Directions for this task
Copy every line in the records below that contains the word "巴楚县色力布亚镇第一".

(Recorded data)
★ ★ ★ ★ ★ ★ ★

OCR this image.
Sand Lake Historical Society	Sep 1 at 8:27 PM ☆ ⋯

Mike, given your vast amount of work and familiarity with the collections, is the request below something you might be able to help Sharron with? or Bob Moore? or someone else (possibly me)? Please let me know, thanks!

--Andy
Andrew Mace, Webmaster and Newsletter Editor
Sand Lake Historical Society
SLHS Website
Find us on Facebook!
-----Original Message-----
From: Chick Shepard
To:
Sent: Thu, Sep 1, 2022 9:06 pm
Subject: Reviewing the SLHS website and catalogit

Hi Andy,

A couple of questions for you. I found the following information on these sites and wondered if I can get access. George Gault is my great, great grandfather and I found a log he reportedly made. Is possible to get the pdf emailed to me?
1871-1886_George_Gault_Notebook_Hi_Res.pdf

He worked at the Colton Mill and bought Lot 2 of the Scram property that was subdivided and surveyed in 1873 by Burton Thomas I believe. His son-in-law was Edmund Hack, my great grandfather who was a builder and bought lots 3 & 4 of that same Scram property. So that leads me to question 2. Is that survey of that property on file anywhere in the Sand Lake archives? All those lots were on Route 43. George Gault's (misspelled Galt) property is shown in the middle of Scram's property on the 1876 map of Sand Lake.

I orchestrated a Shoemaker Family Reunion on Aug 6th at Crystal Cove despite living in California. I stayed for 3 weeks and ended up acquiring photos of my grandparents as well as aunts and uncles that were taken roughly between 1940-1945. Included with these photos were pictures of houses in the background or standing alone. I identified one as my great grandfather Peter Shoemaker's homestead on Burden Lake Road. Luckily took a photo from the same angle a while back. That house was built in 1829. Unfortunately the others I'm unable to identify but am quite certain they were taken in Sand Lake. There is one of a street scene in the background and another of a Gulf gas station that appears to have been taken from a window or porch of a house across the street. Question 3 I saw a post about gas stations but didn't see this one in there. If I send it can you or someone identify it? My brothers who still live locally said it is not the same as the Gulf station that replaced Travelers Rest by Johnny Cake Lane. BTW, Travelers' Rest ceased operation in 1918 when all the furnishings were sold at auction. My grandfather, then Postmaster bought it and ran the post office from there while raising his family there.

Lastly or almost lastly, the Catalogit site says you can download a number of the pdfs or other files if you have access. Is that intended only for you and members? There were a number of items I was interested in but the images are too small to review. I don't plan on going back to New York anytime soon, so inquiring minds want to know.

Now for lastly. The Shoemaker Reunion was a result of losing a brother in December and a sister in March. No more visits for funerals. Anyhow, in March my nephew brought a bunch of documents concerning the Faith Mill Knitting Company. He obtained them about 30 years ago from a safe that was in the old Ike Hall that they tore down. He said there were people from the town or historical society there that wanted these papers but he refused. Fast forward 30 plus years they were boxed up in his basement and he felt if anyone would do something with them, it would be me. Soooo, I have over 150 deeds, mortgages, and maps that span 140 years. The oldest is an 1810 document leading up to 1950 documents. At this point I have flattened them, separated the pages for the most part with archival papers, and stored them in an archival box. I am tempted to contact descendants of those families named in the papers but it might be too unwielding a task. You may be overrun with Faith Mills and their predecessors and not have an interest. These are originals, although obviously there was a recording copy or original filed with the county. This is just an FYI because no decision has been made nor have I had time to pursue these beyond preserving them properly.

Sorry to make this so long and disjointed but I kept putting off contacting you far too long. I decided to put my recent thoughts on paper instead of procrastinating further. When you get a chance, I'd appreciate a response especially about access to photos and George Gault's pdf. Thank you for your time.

★ ★ ★ ★ ★ ★ ★

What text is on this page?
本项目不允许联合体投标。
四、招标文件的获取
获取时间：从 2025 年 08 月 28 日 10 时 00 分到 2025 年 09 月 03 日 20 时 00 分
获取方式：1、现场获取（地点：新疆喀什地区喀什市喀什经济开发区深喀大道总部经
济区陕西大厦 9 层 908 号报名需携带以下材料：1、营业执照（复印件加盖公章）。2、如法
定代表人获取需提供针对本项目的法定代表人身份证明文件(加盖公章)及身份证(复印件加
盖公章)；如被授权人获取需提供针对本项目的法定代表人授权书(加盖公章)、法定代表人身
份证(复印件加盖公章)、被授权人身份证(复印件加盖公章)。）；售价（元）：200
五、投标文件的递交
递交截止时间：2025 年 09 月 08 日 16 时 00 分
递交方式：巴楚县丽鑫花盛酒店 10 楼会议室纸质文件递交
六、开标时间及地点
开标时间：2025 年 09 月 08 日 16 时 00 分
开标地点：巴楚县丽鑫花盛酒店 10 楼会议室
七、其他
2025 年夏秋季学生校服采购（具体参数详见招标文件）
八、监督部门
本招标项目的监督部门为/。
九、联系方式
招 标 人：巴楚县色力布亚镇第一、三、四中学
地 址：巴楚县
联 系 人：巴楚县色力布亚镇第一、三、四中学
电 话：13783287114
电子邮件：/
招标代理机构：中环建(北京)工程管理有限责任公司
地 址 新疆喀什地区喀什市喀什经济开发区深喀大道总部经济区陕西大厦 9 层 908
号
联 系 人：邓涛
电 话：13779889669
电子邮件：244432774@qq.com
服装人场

★ ★ ★ ★ ★ ★ ★

Task output
招 标 人：巴楚县色力布亚镇第一、三、四中学
联 系 人：巴楚县色力布亚镇第一、三、四中学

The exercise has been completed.